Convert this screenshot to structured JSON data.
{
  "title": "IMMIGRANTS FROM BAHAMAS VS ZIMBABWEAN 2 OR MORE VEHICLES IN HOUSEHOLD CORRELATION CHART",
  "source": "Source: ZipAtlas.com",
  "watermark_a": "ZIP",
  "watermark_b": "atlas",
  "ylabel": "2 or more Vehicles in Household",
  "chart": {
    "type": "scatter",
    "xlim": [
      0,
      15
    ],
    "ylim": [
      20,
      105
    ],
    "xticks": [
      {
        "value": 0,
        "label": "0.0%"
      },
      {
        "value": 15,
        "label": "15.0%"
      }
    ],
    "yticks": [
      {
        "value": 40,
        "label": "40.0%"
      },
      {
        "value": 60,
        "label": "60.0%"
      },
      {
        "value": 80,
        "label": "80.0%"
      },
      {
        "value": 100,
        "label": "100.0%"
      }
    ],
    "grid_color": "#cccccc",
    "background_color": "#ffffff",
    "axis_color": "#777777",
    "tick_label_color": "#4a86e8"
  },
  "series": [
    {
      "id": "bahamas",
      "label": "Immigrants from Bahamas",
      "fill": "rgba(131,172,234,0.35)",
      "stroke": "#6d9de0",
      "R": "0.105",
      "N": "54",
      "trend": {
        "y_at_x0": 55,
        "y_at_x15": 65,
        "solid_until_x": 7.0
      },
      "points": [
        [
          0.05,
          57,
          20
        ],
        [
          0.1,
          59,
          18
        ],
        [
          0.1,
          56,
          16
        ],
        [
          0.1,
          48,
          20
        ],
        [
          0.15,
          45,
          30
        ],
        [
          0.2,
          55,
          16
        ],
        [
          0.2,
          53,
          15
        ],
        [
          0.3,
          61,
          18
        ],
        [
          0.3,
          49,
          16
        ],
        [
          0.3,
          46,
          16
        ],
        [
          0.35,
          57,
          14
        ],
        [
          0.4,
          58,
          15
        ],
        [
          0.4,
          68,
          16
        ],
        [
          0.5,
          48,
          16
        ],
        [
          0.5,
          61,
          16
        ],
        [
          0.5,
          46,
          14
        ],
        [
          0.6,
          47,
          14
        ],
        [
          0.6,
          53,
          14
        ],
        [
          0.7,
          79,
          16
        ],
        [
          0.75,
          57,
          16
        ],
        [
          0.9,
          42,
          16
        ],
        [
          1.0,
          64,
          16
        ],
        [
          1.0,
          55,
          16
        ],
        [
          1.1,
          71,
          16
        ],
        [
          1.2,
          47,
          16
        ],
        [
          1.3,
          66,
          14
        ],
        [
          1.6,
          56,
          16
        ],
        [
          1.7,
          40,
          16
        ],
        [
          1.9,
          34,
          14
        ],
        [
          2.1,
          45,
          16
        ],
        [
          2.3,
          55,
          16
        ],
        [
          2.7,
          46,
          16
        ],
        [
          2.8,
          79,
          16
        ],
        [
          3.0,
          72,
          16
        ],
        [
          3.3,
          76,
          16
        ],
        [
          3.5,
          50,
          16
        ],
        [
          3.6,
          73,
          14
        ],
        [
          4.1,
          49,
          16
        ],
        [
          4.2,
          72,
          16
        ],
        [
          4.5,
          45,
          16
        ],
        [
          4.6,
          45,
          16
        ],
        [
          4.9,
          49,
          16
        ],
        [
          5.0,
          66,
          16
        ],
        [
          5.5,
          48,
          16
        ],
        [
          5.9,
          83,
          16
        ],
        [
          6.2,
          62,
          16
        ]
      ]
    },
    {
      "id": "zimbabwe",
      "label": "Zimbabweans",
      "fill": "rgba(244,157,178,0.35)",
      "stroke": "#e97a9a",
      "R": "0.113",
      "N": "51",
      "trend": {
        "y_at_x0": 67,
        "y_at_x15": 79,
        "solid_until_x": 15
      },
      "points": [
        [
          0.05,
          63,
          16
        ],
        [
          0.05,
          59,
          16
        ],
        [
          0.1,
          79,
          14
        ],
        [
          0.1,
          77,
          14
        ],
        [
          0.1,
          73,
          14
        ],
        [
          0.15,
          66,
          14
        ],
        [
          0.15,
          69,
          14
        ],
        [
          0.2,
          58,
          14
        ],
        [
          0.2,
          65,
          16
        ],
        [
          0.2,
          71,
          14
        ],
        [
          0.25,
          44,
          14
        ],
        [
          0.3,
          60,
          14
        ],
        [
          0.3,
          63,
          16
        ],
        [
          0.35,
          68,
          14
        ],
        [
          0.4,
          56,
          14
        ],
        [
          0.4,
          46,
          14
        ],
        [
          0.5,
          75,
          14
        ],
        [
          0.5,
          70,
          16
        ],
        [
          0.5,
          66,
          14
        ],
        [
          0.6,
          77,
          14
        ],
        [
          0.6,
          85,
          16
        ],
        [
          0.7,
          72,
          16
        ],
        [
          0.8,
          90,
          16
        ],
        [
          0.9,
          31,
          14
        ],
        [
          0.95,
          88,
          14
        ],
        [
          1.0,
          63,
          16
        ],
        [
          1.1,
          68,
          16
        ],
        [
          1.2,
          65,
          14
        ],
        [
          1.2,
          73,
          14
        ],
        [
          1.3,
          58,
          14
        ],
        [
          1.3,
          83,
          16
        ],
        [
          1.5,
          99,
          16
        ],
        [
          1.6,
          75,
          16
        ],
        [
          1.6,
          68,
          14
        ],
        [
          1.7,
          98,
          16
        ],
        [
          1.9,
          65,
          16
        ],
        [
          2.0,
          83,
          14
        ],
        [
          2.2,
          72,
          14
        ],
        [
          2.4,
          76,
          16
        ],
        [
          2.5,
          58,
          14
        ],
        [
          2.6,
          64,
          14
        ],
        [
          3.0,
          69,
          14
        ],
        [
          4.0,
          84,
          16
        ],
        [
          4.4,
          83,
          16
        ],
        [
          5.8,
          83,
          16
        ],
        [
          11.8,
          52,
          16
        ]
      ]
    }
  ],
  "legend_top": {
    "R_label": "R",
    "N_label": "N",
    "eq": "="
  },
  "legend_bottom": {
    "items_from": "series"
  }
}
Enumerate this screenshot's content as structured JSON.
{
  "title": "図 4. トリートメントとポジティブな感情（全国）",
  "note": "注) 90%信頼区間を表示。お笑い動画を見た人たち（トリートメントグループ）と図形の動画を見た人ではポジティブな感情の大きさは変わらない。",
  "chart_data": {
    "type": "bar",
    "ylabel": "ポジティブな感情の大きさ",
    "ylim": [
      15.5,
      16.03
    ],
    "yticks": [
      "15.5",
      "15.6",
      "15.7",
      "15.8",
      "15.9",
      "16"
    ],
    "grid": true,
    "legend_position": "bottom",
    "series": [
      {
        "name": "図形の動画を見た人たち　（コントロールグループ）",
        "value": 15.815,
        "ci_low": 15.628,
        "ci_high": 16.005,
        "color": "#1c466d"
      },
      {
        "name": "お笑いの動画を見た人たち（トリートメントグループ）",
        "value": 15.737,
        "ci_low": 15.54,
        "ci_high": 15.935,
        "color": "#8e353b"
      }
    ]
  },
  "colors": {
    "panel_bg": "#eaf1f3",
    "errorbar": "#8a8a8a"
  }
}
........
▶ REQUEST:
Transcribe the data. Leave every line exactly as it is.

▶ EXPECTED ANSWER:
Convert this screenshot to structured JSON data.
{
  "title": "IMMIGRANTS FROM BAHAMAS VS ZIMBABWEAN 2 OR MORE VEHICLES IN HOUSEHOLD CORRELATION CHART",
  "source": "Source: ZipAtlas.com",
  "watermark_a": "ZIP",
  "watermark_b": "atlas",
  "ylabel": "2 or more Vehicles in Household",
  "chart": {
    "type": "scatter",
    "xlim": [
      0,
      15
    ],
    "ylim": [
      20,
      105
    ],
    "xticks": [
      {
        "value": 0,
        "label": "0.0%"
      },
      {
        "value": 15,
        "label": "15.0%"
      }
    ],
    "yticks": [
      {
        "value": 40,
        "label": "40.0%"
      },
      {
        "value": 60,
        "label": "60.0%"
      },
      {
        "value": 80,
        "label": "80.0%"
      },
      {
        "value": 100,
        "label": "100.0%"
      }
    ],
    "grid_color": "#cccccc",
    "background_color": "#ffffff",
    "axis_color": "#777777",
    "tick_label_color": "#4a86e8"
  },
  "series": [
    {
      "id": "bahamas",
      "label": "Immigrants from Bahamas",
      "fill": "rgba(131,172,234,0.35)",
      "stroke": "#6d9de0",
      "R": "0.105",
      "N": "54",
      "trend": {
        "y_at_x0": 55,
        "y_at_x15": 65,
        "solid_until_x": 7.0
      },
      "points": [
        [
          0.05,
          57,
          20
        ],
        [
          0.1,
          59,
          18
        ],
        [
          0.1,
          56,
          16
        ],
        [
          0.1,
          48,
          20
        ],
        [
          0.15,
          45,
          30
        ],
        [
          0.2,
          55,
          16
        ],
        [
          0.2,
          53,
          15
        ],
        [
          0.3,
          61,
          18
        ],
        [
          0.3,
          49,
          16
        ],
        [
          0.3,
          46,
          16
        ],
        [
          0.35,
          57,
          14
        ],
        [
          0.4,
          58,
          15
        ],
        [
          0.4,
          68,
          16
        ],
        [
          0.5,
          48,
          16
        ],
        [
          0.5,
          61,
          16
        ],
        [
          0.5,
          46,
          14
        ],
        [
          0.6,
          47,
          14
        ],
        [
          0.6,
          53,
          14
        ],
        [
          0.7,
          79,
          16
        ],
        [
          0.75,
          57,
          16
        ],
        [
          0.9,
          42,
          16
        ],
        [
          1.0,
          64,
          16
        ],
        [
          1.0,
          55,
          16
        ],
        [
          1.1,
          71,
          16
        ],
        [
          1.2,
          47,
          16
        ],
        [
          1.3,
          66,
          14
        ],
        [
          1.6,
          56,
          16
        ],
        [
          1.7,
          40,
          16
        ],
        [
          1.9,
          34,
          14
        ],
        [
          2.1,
          45,
          16
        ],
        [
          2.3,
          55,
          16
        ],
        [
          2.7,
          46,
          16
        ],
        [
          2.8,
          79,
          16
        ],
        [
          3.0,
          72,
          16
        ],
        [
          3.3,
          76,
          16
        ],
        [
          3.5,
          50,
          16
        ],
        [
          3.6,
          73,
          14
        ],
        [
          4.1,
          49,
          16
        ],
        [
          4.2,
          72,
          16
        ],
        [
          4.5,
          45,
          16
        ],
        [
          4.6,
          45,
          16
        ],
        [
          4.9,
          49,
          16
        ],
        [
          5.0,
          66,
          16
        ],
        [
          5.5,
          48,
          16
        ],
        [
          5.9,
          83,
          16
        ],
        [
          6.2,
          62,
          16
        ]
      ]
    },
    {
      "id": "zimbabwe",
      "label": "Zimbabweans",
      "fill": "rgba(244,157,178,0.35)",
      "stroke": "#e97a9a",
      "R": "0.113",
      "N": "51",
      "trend": {
        "y_at_x0": 67,
        "y_at_x15": 79,
        "solid_until_x": 15
      },
      "points": [
        [
          0.05,
          63,
          16
        ],
        [
          0.05,
          59,
          16
        ],
        [
          0.1,
          79,
          14
        ],
        [
          0.1,
          77,
          14
        ],
        [
          0.1,
          73,
          14
        ],
        [
          0.15,
          66,
          14
        ],
        [
          0.15,
          69,
          14
        ],
        [
          0.2,
          58,
          14
        ],
        [
          0.2,
          65,
          16
        ],
        [
          0.2,
          71,
          14
        ],
        [
          0.25,
          44,
          14
        ],
        [
          0.3,
          60,
          14
        ],
        [
          0.3,
          63,
          16
        ],
        [
          0.35,
          68,
          14
        ],
        [
          0.4,
          56,
          14
        ],
        [
          0.4,
          46,
          14
        ],
        [
          0.5,
          75,
          14
        ],
        [
          0.5,
          70,
          16
        ],
        [
          0.5,
          66,
          14
        ],
        [
          0.6,
          77,
          14
        ],
        [
          0.6,
          85,
          16
        ],
        [
          0.7,
          72,
          16
        ],
        [
          0.8,
          90,
          16
        ],
        [
          0.9,
          31,
          14
        ],
        [
          0.95,
          88,
          14
        ],
        [
          1.0,
          63,
          16
        ],
        [
          1.1,
          68,
          16
        ],
        [
          1.2,
          65,
          14
        ],
        [
          1.2,
          73,
          14
        ],
        [
          1.3,
          58,
          14
        ],
        [
          1.3,
          83,
          16
        ],
        [
          1.5,
          99,
          16
        ],
        [
          1.6,
          75,
          16
        ],
        [
          1.6,
          68,
          14
        ],
        [
          1.7,
          98,
          16
        ],
        [
          1.9,
          65,
          16
        ],
        [
          2.0,
          83,
          14
        ],
        [
          2.2,
          72,
          14
        ],
        [
          2.4,
          76,
          16
        ],
        [
          2.5,
          58,
          14
        ],
        [
          2.6,
          64,
          14
        ],
        [
          3.0,
          69,
          14
        ],
        [
          4.0,
          84,
          16
        ],
        [
          4.4,
          83,
          16
        ],
        [
          5.8,
          83,
          16
        ],
        [
          11.8,
          52,
          16
        ]
      ]
    }
  ],
  "legend_top": {
    "R_label": "R",
    "N_label": "N",
    "eq": "="
  },
  "legend_bottom": {
    "items_from": "series"
  }
}
Enumerate this screenshot's content as structured JSON.
{
  "title": "図 4. トリートメントとポジティブな感情（全国）",
  "note": "注) 90%信頼区間を表示。お笑い動画を見た人たち（トリートメントグループ）と図形の動画を見た人ではポジティブな感情の大きさは変わらない。",
  "chart_data": {
    "type": "bar",
    "ylabel": "ポジティブな感情の大きさ",
    "ylim": [
      15.5,
      16.03
    ],
    "yticks": [
      "15.5",
      "15.6",
      "15.7",
      "15.8",
      "15.9",
      "16"
    ],
    "grid": true,
    "legend_position": "bottom",
    "series": [
      {
        "name": "図形の動画を見た人たち　（コントロールグループ）",
        "value": 15.815,
        "ci_low": 15.628,
        "ci_high": 16.005,
        "color": "#1c466d"
      },
      {
        "name": "お笑いの動画を見た人たち（トリートメントグループ）",
        "value": 15.737,
        "ci_low": 15.54,
        "ci_high": 15.935,
        "color": "#8e353b"
      }
    ]
  },
  "colors": {
    "panel_bg": "#eaf1f3",
    "errorbar": "#8a8a8a"
  }
}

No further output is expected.